Goal:
Every entry below should be repeated exactly; the pictures should not.
<<<<
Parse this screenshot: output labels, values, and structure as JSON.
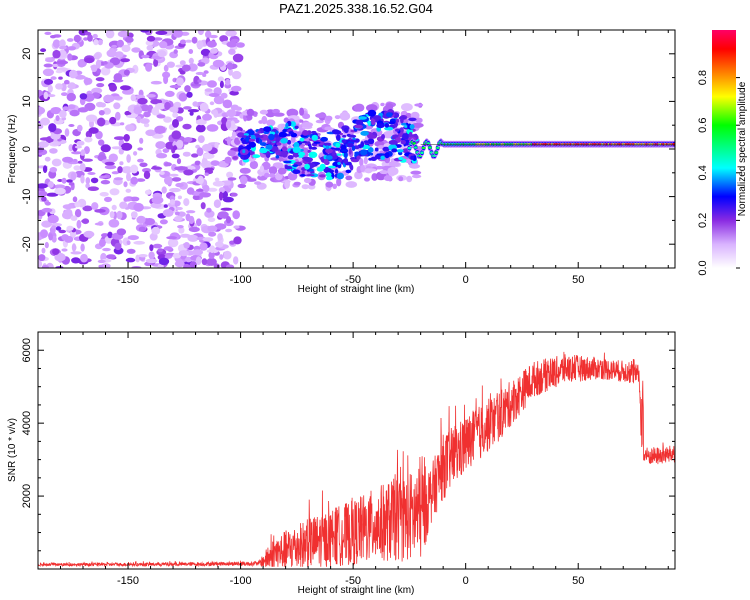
{
  "figure": {
    "title": "PAZ1.2025.338.16.52.G04"
  },
  "colorbar": {
    "label": "Normalized spectral amplitude",
    "ticks": [
      "0.0",
      "0.2",
      "0.4",
      "0.6",
      "0.8"
    ],
    "tick_values": [
      0.0,
      0.2,
      0.4,
      0.6,
      0.8
    ],
    "range": [
      0,
      1
    ],
    "colors": [
      "#ffffff",
      "#c98cff",
      "#8a2be2",
      "#0000ff",
      "#00ffff",
      "#00ff00",
      "#ffff00",
      "#ff8000",
      "#ff0000",
      "#ff0066"
    ]
  },
  "chart_data": [
    {
      "type": "heatmap",
      "title": "PAZ1.2025.338.16.52.G04",
      "xlabel": "Height of straight line (km)",
      "ylabel": "Frequency (Hz)",
      "xlim": [
        -190,
        93
      ],
      "ylim": [
        -25,
        25
      ],
      "xticks": [
        -150,
        -100,
        -50,
        0,
        50
      ],
      "xtick_labels": [
        "-150",
        "-100",
        "-50",
        "0",
        "50"
      ],
      "yticks": [
        -20,
        -10,
        0,
        10,
        20
      ],
      "ytick_labels": [
        "-20",
        "-10",
        "0",
        "10",
        "20"
      ],
      "description_regions": [
        {
          "x_range": [
            -190,
            -100
          ],
          "freq_range": [
            -25,
            25
          ],
          "amplitude": 0.1
        },
        {
          "x_range": [
            -100,
            -25
          ],
          "freq_range": [
            -8,
            8
          ],
          "amplitude": 0.25
        },
        {
          "x_range": [
            -25,
            93
          ],
          "freq_center": 1,
          "amplitude": 0.9
        }
      ]
    },
    {
      "type": "line",
      "xlabel": "Height of straight line (km)",
      "ylabel": "SNR (10 * v/v)",
      "xlim": [
        -190,
        93
      ],
      "ylim": [
        0,
        6500
      ],
      "xticks": [
        -150,
        -100,
        -50,
        0,
        50
      ],
      "xtick_labels": [
        "-150",
        "-100",
        "-50",
        "0",
        "50"
      ],
      "yticks": [
        2000,
        4000,
        6000
      ],
      "ytick_labels": [
        "2000",
        "4000",
        "6000"
      ],
      "color": "#f03030",
      "envelope": {
        "x": [
          -190,
          -130,
          -92,
          -85,
          -70,
          -50,
          -35,
          -20,
          -15,
          -10,
          0,
          15,
          30,
          45,
          60,
          72,
          77,
          79,
          85,
          93
        ],
        "mean": [
          120,
          130,
          150,
          400,
          700,
          1000,
          1300,
          1500,
          2100,
          2800,
          3400,
          4200,
          5200,
          5500,
          5500,
          5400,
          5300,
          3100,
          3100,
          3150
        ],
        "amp": [
          40,
          50,
          60,
          500,
          700,
          900,
          1100,
          1300,
          800,
          900,
          800,
          700,
          500,
          400,
          300,
          300,
          300,
          250,
          250,
          250
        ]
      }
    }
  ]
}
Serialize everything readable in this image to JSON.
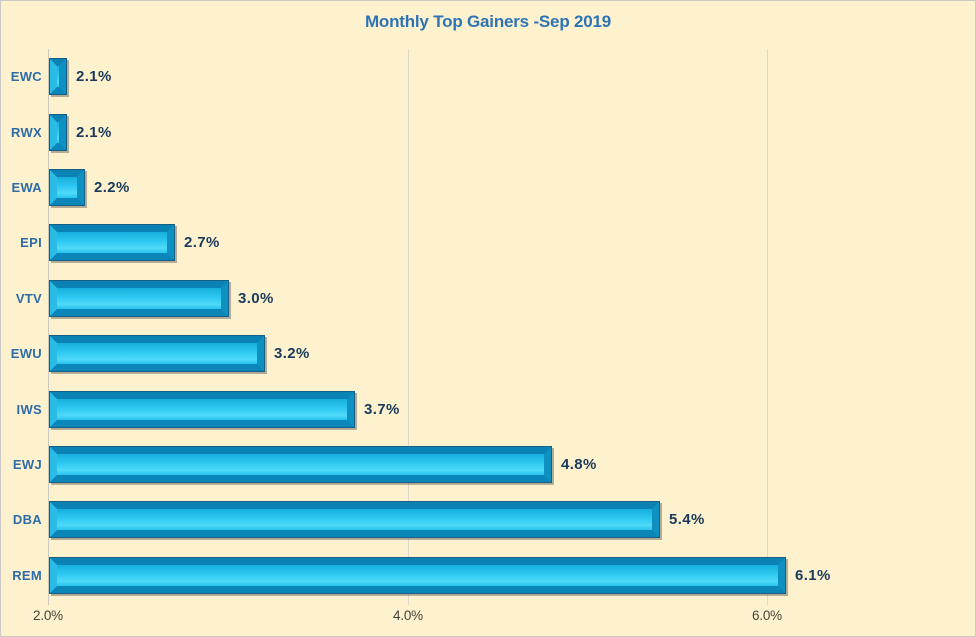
>>>>
Full response:
Parse this screenshot: output labels, values, and structure as JSON.
{
  "figure": {
    "title": "PAZ1.2025.338.16.52.G04"
  },
  "colorbar": {
    "label": "Normalized spectral amplitude",
    "ticks": [
      "0.0",
      "0.2",
      "0.4",
      "0.6",
      "0.8"
    ],
    "tick_values": [
      0.0,
      0.2,
      0.4,
      0.6,
      0.8
    ],
    "range": [
      0,
      1
    ],
    "colors": [
      "#ffffff",
      "#c98cff",
      "#8a2be2",
      "#0000ff",
      "#00ffff",
      "#00ff00",
      "#ffff00",
      "#ff8000",
      "#ff0000",
      "#ff0066"
    ]
  },
  "chart_data": [
    {
      "type": "heatmap",
      "title": "PAZ1.2025.338.16.52.G04",
      "xlabel": "Height of straight line (km)",
      "ylabel": "Frequency (Hz)",
      "xlim": [
        -190,
        93
      ],
      "ylim": [
        -25,
        25
      ],
      "xticks": [
        -150,
        -100,
        -50,
        0,
        50
      ],
      "xtick_labels": [
        "-150",
        "-100",
        "-50",
        "0",
        "50"
      ],
      "yticks": [
        -20,
        -10,
        0,
        10,
        20
      ],
      "ytick_labels": [
        "-20",
        "-10",
        "0",
        "10",
        "20"
      ],
      "description_regions": [
        {
          "x_range": [
            -190,
            -100
          ],
          "freq_range": [
            -25,
            25
          ],
          "amplitude": 0.1
        },
        {
          "x_range": [
            -100,
            -25
          ],
          "freq_range": [
            -8,
            8
          ],
          "amplitude": 0.25
        },
        {
          "x_range": [
            -25,
            93
          ],
          "freq_center": 1,
          "amplitude": 0.9
        }
      ]
    },
    {
      "type": "line",
      "xlabel": "Height of straight line (km)",
      "ylabel": "SNR (10 * v/v)",
      "xlim": [
        -190,
        93
      ],
      "ylim": [
        0,
        6500
      ],
      "xticks": [
        -150,
        -100,
        -50,
        0,
        50
      ],
      "xtick_labels": [
        "-150",
        "-100",
        "-50",
        "0",
        "50"
      ],
      "yticks": [
        2000,
        4000,
        6000
      ],
      "ytick_labels": [
        "2000",
        "4000",
        "6000"
      ],
      "color": "#f03030",
      "envelope": {
        "x": [
          -190,
          -130,
          -92,
          -85,
          -70,
          -50,
          -35,
          -20,
          -15,
          -10,
          0,
          15,
          30,
          45,
          60,
          72,
          77,
          79,
          85,
          93
        ],
        "mean": [
          120,
          130,
          150,
          400,
          700,
          1000,
          1300,
          1500,
          2100,
          2800,
          3400,
          4200,
          5200,
          5500,
          5500,
          5400,
          5300,
          3100,
          3100,
          3150
        ],
        "amp": [
          40,
          50,
          60,
          500,
          700,
          900,
          1100,
          1300,
          800,
          900,
          800,
          700,
          500,
          400,
          300,
          300,
          300,
          250,
          250,
          250
        ]
      }
    }
  ]
}
Serialize everything readable in this image to JSON.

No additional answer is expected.